__WHAT YOU SHOULD DO__: Copy every item below line for line, changing nothing.

__SUPPLIED DATA__:
-- BEGIN --

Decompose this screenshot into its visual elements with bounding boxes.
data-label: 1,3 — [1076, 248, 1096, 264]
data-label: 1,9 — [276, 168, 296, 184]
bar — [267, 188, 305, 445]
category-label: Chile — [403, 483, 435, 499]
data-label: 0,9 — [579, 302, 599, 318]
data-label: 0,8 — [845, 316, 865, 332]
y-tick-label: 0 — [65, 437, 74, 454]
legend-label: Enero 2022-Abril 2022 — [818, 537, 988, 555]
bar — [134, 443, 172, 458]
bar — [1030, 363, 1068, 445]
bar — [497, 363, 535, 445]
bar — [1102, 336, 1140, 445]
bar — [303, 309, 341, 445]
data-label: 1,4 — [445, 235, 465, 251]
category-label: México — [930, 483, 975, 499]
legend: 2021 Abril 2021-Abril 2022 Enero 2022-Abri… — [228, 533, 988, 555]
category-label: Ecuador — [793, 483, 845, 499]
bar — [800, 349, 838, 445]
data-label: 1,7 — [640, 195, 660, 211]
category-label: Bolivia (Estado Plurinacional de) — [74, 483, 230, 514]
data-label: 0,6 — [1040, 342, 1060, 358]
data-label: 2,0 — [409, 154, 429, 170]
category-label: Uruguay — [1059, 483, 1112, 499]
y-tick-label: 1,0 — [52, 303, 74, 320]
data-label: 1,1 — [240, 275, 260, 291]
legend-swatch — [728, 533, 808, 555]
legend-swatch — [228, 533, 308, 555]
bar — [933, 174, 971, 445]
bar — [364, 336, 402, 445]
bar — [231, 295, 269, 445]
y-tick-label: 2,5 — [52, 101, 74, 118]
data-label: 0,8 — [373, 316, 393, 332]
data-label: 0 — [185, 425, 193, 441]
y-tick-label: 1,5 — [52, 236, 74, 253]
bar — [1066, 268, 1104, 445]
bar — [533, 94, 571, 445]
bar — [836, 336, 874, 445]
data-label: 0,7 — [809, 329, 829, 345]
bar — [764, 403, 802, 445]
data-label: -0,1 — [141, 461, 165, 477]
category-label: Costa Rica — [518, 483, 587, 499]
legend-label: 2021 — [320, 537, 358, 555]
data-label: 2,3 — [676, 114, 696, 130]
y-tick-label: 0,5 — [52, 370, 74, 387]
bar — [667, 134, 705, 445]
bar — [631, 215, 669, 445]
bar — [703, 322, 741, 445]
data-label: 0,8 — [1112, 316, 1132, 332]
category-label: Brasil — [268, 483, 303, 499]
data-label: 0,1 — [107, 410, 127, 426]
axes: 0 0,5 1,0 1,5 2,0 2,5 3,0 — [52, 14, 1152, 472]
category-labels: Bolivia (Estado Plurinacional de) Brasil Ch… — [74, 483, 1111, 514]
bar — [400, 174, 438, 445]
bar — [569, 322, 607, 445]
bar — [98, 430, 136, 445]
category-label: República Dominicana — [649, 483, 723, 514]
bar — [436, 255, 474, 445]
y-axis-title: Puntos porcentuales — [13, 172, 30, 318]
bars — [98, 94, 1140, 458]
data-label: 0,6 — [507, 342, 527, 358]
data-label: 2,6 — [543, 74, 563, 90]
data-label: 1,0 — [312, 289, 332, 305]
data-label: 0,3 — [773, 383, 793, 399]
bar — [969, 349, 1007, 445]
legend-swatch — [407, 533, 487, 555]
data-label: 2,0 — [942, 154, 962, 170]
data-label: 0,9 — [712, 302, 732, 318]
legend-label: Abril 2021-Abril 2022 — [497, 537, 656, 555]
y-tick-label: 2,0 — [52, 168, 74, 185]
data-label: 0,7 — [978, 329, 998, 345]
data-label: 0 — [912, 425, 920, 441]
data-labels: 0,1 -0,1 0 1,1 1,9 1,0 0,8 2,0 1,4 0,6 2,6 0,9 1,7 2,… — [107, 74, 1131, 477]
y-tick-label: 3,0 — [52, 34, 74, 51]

-- END --

__REPLY TO THE EXERCISE__:
Decompose this screenshot into its visual elements with bounding boxes.
data-label: 1,3 — [1076, 248, 1096, 264]
data-label: 1,9 — [276, 168, 296, 184]
bar — [267, 188, 305, 445]
category-label: Chile — [403, 483, 435, 499]
data-label: 0,9 — [579, 302, 599, 318]
data-label: 0,8 — [845, 316, 865, 332]
y-tick-label: 0 — [65, 437, 74, 454]
legend-label: Enero 2022-Abril 2022 — [818, 537, 988, 555]
bar — [134, 443, 172, 458]
bar — [1030, 363, 1068, 445]
bar — [497, 363, 535, 445]
bar — [1102, 336, 1140, 445]
bar — [303, 309, 341, 445]
data-label: 1,4 — [445, 235, 465, 251]
category-label: México — [930, 483, 975, 499]
legend: 2021 Abril 2021-Abril 2022 Enero 2022-Abri… — [228, 533, 988, 555]
category-label: Ecuador — [793, 483, 845, 499]
bar — [800, 349, 838, 445]
data-label: 1,7 — [640, 195, 660, 211]
category-label: Bolivia (Estado Plurinacional de) — [74, 483, 230, 514]
data-label: 0,6 — [1040, 342, 1060, 358]
data-label: 2,0 — [409, 154, 429, 170]
category-label: Uruguay — [1059, 483, 1112, 499]
y-tick-label: 1,0 — [52, 303, 74, 320]
data-label: 1,1 — [240, 275, 260, 291]
legend-swatch — [728, 533, 808, 555]
legend-swatch — [228, 533, 308, 555]
bar — [933, 174, 971, 445]
bar — [364, 336, 402, 445]
bar — [231, 295, 269, 445]
y-tick-label: 2,5 — [52, 101, 74, 118]
data-label: 0,8 — [373, 316, 393, 332]
data-label: 0 — [185, 425, 193, 441]
y-tick-label: 1,5 — [52, 236, 74, 253]
bar — [1066, 268, 1104, 445]
bar — [533, 94, 571, 445]
bar — [836, 336, 874, 445]
data-label: 0,7 — [809, 329, 829, 345]
bar — [764, 403, 802, 445]
data-label: -0,1 — [141, 461, 165, 477]
category-label: Costa Rica — [518, 483, 587, 499]
legend-label: 2021 — [320, 537, 358, 555]
data-label: 2,3 — [676, 114, 696, 130]
y-tick-label: 0,5 — [52, 370, 74, 387]
bar — [667, 134, 705, 445]
bar — [631, 215, 669, 445]
bar — [703, 322, 741, 445]
data-label: 0,8 — [1112, 316, 1132, 332]
category-label: Brasil — [268, 483, 303, 499]
data-label: 0,1 — [107, 410, 127, 426]
axes: 0 0,5 1,0 1,5 2,0 2,5 3,0 — [52, 14, 1152, 472]
category-labels: Bolivia (Estado Plurinacional de) Brasil Ch… — [74, 483, 1111, 514]
bar — [400, 174, 438, 445]
bar — [569, 322, 607, 445]
bar — [98, 430, 136, 445]
category-label: República Dominicana — [649, 483, 723, 514]
bar — [436, 255, 474, 445]
y-axis-title: Puntos porcentuales — [13, 172, 30, 318]
bars — [98, 94, 1140, 458]
data-label: 0,6 — [507, 342, 527, 358]
data-label: 2,6 — [543, 74, 563, 90]
data-label: 1,0 — [312, 289, 332, 305]
data-label: 0,3 — [773, 383, 793, 399]
bar — [969, 349, 1007, 445]
legend-swatch — [407, 533, 487, 555]
data-label: 2,0 — [942, 154, 962, 170]
data-label: 0,9 — [712, 302, 732, 318]
legend-label: Abril 2021-Abril 2022 — [497, 537, 656, 555]
y-tick-label: 2,0 — [52, 168, 74, 185]
data-label: 0,7 — [978, 329, 998, 345]
data-label: 0 — [912, 425, 920, 441]
data-labels: 0,1 -0,1 0 1,1 1,9 1,0 0,8 2,0 1,4 0,6 2,6 0,9 1,7 2,… — [107, 74, 1131, 477]
y-tick-label: 3,0 — [52, 34, 74, 51]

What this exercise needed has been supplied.